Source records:
○ ○ ○ ○ ○ ○ ○
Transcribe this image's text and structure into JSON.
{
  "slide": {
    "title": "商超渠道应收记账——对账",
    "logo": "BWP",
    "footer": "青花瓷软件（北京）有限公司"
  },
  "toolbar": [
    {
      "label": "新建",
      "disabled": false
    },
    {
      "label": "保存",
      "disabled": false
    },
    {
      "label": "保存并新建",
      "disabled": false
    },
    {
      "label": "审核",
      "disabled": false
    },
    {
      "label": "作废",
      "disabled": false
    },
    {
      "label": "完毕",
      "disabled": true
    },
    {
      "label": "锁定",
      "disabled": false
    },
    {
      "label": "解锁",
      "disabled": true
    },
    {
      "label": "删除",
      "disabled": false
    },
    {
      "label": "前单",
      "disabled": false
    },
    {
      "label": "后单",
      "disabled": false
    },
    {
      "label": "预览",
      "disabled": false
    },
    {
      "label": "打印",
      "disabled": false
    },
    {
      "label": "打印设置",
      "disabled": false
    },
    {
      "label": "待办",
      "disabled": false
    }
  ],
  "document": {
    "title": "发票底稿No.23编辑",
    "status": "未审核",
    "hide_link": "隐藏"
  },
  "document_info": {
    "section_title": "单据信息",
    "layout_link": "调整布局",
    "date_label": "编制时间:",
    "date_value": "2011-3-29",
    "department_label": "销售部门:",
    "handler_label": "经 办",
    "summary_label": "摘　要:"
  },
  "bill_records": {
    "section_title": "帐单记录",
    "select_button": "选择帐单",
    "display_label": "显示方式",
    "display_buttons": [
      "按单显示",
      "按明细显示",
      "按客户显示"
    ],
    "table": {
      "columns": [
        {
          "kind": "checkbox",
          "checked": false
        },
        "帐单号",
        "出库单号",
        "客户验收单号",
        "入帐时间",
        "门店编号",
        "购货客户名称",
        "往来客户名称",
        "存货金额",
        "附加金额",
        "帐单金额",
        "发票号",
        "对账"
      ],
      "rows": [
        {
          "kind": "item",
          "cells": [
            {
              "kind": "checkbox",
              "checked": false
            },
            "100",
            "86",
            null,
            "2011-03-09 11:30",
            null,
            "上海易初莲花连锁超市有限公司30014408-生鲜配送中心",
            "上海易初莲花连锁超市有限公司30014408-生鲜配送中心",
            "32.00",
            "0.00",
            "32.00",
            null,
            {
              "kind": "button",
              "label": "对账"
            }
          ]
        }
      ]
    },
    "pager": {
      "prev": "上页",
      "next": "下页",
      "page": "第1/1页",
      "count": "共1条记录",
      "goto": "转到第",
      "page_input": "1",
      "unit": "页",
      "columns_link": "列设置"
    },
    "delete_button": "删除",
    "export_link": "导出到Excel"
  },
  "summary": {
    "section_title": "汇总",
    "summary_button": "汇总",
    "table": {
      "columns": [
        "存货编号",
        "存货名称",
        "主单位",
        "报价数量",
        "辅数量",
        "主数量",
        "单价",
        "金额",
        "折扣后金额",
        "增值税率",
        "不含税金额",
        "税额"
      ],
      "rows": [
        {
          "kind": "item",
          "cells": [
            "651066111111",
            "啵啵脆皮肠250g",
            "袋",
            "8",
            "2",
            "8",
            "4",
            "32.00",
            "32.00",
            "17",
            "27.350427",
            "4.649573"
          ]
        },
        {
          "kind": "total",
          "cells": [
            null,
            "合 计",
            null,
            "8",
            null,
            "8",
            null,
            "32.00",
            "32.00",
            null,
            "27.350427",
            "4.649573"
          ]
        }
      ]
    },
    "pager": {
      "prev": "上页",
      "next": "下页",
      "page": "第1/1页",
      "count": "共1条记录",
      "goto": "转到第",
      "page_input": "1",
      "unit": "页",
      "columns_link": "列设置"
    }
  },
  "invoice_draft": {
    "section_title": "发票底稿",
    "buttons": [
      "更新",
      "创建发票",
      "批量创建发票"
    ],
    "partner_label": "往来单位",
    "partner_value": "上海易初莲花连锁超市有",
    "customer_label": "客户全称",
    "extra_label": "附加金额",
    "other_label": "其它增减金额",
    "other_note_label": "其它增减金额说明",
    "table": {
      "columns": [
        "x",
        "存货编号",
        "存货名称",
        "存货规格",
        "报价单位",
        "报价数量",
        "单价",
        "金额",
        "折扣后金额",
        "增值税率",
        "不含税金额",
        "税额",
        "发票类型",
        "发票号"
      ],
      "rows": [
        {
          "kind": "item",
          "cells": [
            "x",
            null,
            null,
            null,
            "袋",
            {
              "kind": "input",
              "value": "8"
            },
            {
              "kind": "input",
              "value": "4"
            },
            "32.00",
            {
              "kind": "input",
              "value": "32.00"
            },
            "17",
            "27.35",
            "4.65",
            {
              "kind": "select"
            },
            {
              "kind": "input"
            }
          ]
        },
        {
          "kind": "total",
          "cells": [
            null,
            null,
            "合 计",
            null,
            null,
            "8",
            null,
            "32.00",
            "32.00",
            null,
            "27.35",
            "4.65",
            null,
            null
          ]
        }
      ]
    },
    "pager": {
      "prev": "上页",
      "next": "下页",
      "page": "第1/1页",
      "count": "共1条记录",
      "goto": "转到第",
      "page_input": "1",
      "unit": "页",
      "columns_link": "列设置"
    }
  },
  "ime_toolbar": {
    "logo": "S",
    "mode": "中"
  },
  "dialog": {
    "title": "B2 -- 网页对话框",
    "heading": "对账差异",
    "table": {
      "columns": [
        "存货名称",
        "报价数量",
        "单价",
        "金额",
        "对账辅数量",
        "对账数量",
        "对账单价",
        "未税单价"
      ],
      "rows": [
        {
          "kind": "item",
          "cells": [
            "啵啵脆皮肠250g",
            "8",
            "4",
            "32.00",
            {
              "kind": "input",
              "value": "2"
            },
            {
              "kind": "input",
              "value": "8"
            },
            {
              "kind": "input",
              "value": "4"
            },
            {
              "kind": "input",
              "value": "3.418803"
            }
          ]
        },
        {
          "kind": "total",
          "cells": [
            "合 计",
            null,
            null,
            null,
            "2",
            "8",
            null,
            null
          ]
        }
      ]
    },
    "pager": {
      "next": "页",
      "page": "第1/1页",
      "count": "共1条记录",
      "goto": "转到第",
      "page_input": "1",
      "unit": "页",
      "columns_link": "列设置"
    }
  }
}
○ ○ ○ ○ ○ ○ ○
Task to carry out
Transcribe the material exactly as it reads.

Full solution
Transcribe this image's text and structure into JSON.
{
  "slide": {
    "title": "商超渠道应收记账——对账",
    "logo": "BWP",
    "footer": "青花瓷软件（北京）有限公司"
  },
  "toolbar": [
    {
      "label": "新建",
      "disabled": false
    },
    {
      "label": "保存",
      "disabled": false
    },
    {
      "label": "保存并新建",
      "disabled": false
    },
    {
      "label": "审核",
      "disabled": false
    },
    {
      "label": "作废",
      "disabled": false
    },
    {
      "label": "完毕",
      "disabled": true
    },
    {
      "label": "锁定",
      "disabled": false
    },
    {
      "label": "解锁",
      "disabled": true
    },
    {
      "label": "删除",
      "disabled": false
    },
    {
      "label": "前单",
      "disabled": false
    },
    {
      "label": "后单",
      "disabled": false
    },
    {
      "label": "预览",
      "disabled": false
    },
    {
      "label": "打印",
      "disabled": false
    },
    {
      "label": "打印设置",
      "disabled": false
    },
    {
      "label": "待办",
      "disabled": false
    }
  ],
  "document": {
    "title": "发票底稿No.23编辑",
    "status": "未审核",
    "hide_link": "隐藏"
  },
  "document_info": {
    "section_title": "单据信息",
    "layout_link": "调整布局",
    "date_label": "编制时间:",
    "date_value": "2011-3-29",
    "department_label": "销售部门:",
    "handler_label": "经 办",
    "summary_label": "摘　要:"
  },
  "bill_records": {
    "section_title": "帐单记录",
    "select_button": "选择帐单",
    "display_label": "显示方式",
    "display_buttons": [
      "按单显示",
      "按明细显示",
      "按客户显示"
    ],
    "table": {
      "columns": [
        {
          "kind": "checkbox",
          "checked": false
        },
        "帐单号",
        "出库单号",
        "客户验收单号",
        "入帐时间",
        "门店编号",
        "购货客户名称",
        "往来客户名称",
        "存货金额",
        "附加金额",
        "帐单金额",
        "发票号",
        "对账"
      ],
      "rows": [
        {
          "kind": "item",
          "cells": [
            {
              "kind": "checkbox",
              "checked": false
            },
            "100",
            "86",
            null,
            "2011-03-09 11:30",
            null,
            "上海易初莲花连锁超市有限公司30014408-生鲜配送中心",
            "上海易初莲花连锁超市有限公司30014408-生鲜配送中心",
            "32.00",
            "0.00",
            "32.00",
            null,
            {
              "kind": "button",
              "label": "对账"
            }
          ]
        }
      ]
    },
    "pager": {
      "prev": "上页",
      "next": "下页",
      "page": "第1/1页",
      "count": "共1条记录",
      "goto": "转到第",
      "page_input": "1",
      "unit": "页",
      "columns_link": "列设置"
    },
    "delete_button": "删除",
    "export_link": "导出到Excel"
  },
  "summary": {
    "section_title": "汇总",
    "summary_button": "汇总",
    "table": {
      "columns": [
        "存货编号",
        "存货名称",
        "主单位",
        "报价数量",
        "辅数量",
        "主数量",
        "单价",
        "金额",
        "折扣后金额",
        "增值税率",
        "不含税金额",
        "税额"
      ],
      "rows": [
        {
          "kind": "item",
          "cells": [
            "651066111111",
            "啵啵脆皮肠250g",
            "袋",
            "8",
            "2",
            "8",
            "4",
            "32.00",
            "32.00",
            "17",
            "27.350427",
            "4.649573"
          ]
        },
        {
          "kind": "total",
          "cells": [
            null,
            "合 计",
            null,
            "8",
            null,
            "8",
            null,
            "32.00",
            "32.00",
            null,
            "27.350427",
            "4.649573"
          ]
        }
      ]
    },
    "pager": {
      "prev": "上页",
      "next": "下页",
      "page": "第1/1页",
      "count": "共1条记录",
      "goto": "转到第",
      "page_input": "1",
      "unit": "页",
      "columns_link": "列设置"
    }
  },
  "invoice_draft": {
    "section_title": "发票底稿",
    "buttons": [
      "更新",
      "创建发票",
      "批量创建发票"
    ],
    "partner_label": "往来单位",
    "partner_value": "上海易初莲花连锁超市有",
    "customer_label": "客户全称",
    "extra_label": "附加金额",
    "other_label": "其它增减金额",
    "other_note_label": "其它增减金额说明",
    "table": {
      "columns": [
        "x",
        "存货编号",
        "存货名称",
        "存货规格",
        "报价单位",
        "报价数量",
        "单价",
        "金额",
        "折扣后金额",
        "增值税率",
        "不含税金额",
        "税额",
        "发票类型",
        "发票号"
      ],
      "rows": [
        {
          "kind": "item",
          "cells": [
            "x",
            null,
            null,
            null,
            "袋",
            {
              "kind": "input",
              "value": "8"
            },
            {
              "kind": "input",
              "value": "4"
            },
            "32.00",
            {
              "kind": "input",
              "value": "32.00"
            },
            "17",
            "27.35",
            "4.65",
            {
              "kind": "select"
            },
            {
              "kind": "input"
            }
          ]
        },
        {
          "kind": "total",
          "cells": [
            null,
            null,
            "合 计",
            null,
            null,
            "8",
            null,
            "32.00",
            "32.00",
            null,
            "27.35",
            "4.65",
            null,
            null
          ]
        }
      ]
    },
    "pager": {
      "prev": "上页",
      "next": "下页",
      "page": "第1/1页",
      "count": "共1条记录",
      "goto": "转到第",
      "page_input": "1",
      "unit": "页",
      "columns_link": "列设置"
    }
  },
  "ime_toolbar": {
    "logo": "S",
    "mode": "中"
  },
  "dialog": {
    "title": "B2 -- 网页对话框",
    "heading": "对账差异",
    "table": {
      "columns": [
        "存货名称",
        "报价数量",
        "单价",
        "金额",
        "对账辅数量",
        "对账数量",
        "对账单价",
        "未税单价"
      ],
      "rows": [
        {
          "kind": "item",
          "cells": [
            "啵啵脆皮肠250g",
            "8",
            "4",
            "32.00",
            {
              "kind": "input",
              "value": "2"
            },
            {
              "kind": "input",
              "value": "8"
            },
            {
              "kind": "input",
              "value": "4"
            },
            {
              "kind": "input",
              "value": "3.418803"
            }
          ]
        },
        {
          "kind": "total",
          "cells": [
            "合 计",
            null,
            null,
            null,
            "2",
            "8",
            null,
            null
          ]
        }
      ]
    },
    "pager": {
      "next": "页",
      "page": "第1/1页",
      "count": "共1条记录",
      "goto": "转到第",
      "page_input": "1",
      "unit": "页",
      "columns_link": "列设置"
    }
  }
}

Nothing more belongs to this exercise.